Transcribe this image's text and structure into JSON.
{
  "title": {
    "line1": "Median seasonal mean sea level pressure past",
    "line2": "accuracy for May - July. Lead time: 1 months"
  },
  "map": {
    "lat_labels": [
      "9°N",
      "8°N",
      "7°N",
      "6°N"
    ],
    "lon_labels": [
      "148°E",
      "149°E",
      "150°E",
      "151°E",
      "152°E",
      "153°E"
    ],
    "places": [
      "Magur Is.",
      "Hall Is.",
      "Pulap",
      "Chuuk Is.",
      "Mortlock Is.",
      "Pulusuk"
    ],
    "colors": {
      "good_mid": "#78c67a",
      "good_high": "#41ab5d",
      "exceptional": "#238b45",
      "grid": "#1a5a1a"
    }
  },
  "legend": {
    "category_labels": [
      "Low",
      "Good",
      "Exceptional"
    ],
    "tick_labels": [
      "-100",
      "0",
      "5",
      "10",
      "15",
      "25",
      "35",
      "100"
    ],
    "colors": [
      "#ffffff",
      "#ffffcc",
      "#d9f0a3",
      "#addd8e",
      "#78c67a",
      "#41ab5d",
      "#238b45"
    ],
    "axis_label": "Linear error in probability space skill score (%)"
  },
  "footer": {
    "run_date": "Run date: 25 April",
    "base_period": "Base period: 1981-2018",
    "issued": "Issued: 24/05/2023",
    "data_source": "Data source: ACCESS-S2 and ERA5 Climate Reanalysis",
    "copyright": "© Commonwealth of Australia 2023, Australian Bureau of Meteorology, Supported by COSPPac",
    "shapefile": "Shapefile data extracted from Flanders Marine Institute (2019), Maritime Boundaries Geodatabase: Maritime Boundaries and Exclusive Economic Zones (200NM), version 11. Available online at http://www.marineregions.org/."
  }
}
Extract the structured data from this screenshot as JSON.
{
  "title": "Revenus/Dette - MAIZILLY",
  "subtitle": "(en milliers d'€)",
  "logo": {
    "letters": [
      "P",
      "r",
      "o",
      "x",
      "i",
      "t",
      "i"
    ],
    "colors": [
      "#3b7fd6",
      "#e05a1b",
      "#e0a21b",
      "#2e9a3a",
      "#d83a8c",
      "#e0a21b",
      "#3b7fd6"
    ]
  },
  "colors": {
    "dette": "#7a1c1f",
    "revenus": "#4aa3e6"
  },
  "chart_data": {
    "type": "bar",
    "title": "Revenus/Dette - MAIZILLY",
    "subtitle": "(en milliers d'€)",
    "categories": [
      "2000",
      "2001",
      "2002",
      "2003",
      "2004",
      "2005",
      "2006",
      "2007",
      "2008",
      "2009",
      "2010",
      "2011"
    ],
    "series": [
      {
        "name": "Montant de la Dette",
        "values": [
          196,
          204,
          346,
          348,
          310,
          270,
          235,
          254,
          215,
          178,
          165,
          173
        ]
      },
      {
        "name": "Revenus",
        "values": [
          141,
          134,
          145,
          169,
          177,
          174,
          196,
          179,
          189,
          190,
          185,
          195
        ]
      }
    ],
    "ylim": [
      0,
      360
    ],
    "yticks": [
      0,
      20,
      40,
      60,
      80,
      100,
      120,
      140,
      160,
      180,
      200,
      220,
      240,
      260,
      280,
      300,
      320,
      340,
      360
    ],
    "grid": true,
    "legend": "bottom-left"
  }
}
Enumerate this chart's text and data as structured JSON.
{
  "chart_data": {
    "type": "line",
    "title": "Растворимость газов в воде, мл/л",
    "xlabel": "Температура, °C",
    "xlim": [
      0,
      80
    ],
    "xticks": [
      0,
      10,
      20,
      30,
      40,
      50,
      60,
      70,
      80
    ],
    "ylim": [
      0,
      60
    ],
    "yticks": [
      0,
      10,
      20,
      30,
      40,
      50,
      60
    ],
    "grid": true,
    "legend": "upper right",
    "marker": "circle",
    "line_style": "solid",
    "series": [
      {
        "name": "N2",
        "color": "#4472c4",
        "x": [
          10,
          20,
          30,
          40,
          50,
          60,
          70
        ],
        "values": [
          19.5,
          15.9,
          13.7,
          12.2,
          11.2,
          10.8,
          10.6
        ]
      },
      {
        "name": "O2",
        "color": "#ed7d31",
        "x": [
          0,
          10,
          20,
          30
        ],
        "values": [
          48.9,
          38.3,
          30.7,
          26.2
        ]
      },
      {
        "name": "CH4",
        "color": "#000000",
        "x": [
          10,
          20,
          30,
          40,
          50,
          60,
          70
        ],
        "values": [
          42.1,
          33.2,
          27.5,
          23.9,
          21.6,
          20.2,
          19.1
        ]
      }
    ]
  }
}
========
Prompt :: Extract lines where the string "text" occurs.

Task result ::
Transcribe this image's text and structure into JSON.
Enumerate this chart's text and data as structured JSON.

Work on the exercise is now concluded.